WORK TO DO:
Every entry below must be repeated exactly; skip the pictures.

Extracted data entries
-- begin --

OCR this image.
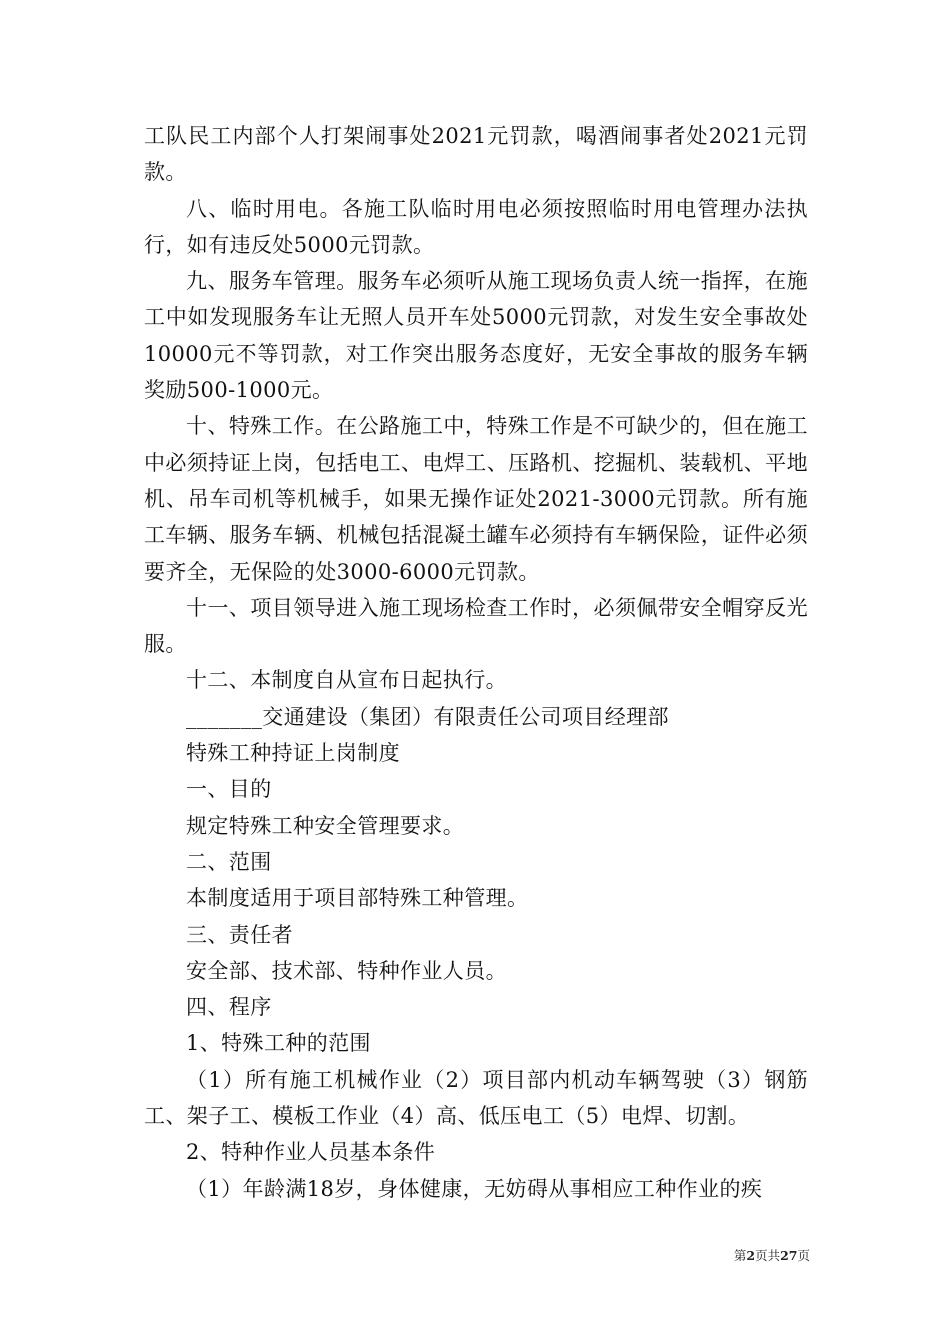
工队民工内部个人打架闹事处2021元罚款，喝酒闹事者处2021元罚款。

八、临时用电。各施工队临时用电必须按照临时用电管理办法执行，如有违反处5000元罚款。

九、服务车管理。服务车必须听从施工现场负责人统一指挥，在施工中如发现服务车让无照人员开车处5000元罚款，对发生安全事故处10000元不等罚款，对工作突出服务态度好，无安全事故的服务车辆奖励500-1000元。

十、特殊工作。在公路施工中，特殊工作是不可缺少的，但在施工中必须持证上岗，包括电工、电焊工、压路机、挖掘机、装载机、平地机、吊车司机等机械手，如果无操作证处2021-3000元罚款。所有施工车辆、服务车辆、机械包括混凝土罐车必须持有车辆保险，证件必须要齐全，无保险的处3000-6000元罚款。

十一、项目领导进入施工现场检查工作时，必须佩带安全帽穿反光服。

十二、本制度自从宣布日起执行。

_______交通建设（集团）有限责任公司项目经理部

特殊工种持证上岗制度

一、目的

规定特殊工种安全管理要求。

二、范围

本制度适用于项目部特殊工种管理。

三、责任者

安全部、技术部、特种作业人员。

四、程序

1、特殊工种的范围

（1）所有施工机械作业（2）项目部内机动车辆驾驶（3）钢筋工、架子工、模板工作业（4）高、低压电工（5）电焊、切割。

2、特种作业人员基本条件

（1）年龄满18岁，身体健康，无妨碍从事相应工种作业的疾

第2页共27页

-- end --

FINAL ANSWER:
OCR this image.
工队民工内部个人打架闹事处2021元罚款，喝酒闹事者处2021元罚款。

八、临时用电。各施工队临时用电必须按照临时用电管理办法执行，如有违反处5000元罚款。

九、服务车管理。服务车必须听从施工现场负责人统一指挥，在施工中如发现服务车让无照人员开车处5000元罚款，对发生安全事故处10000元不等罚款，对工作突出服务态度好，无安全事故的服务车辆奖励500-1000元。

十、特殊工作。在公路施工中，特殊工作是不可缺少的，但在施工中必须持证上岗，包括电工、电焊工、压路机、挖掘机、装载机、平地机、吊车司机等机械手，如果无操作证处2021-3000元罚款。所有施工车辆、服务车辆、机械包括混凝土罐车必须持有车辆保险，证件必须要齐全，无保险的处3000-6000元罚款。

十一、项目领导进入施工现场检查工作时，必须佩带安全帽穿反光服。

十二、本制度自从宣布日起执行。

_______交通建设（集团）有限责任公司项目经理部

特殊工种持证上岗制度

一、目的

规定特殊工种安全管理要求。

二、范围

本制度适用于项目部特殊工种管理。

三、责任者

安全部、技术部、特种作业人员。

四、程序

1、特殊工种的范围

（1）所有施工机械作业（2）项目部内机动车辆驾驶（3）钢筋工、架子工、模板工作业（4）高、低压电工（5）电焊、切割。

2、特种作业人员基本条件

（1）年龄满18岁，身体健康，无妨碍从事相应工种作业的疾

第2页共27页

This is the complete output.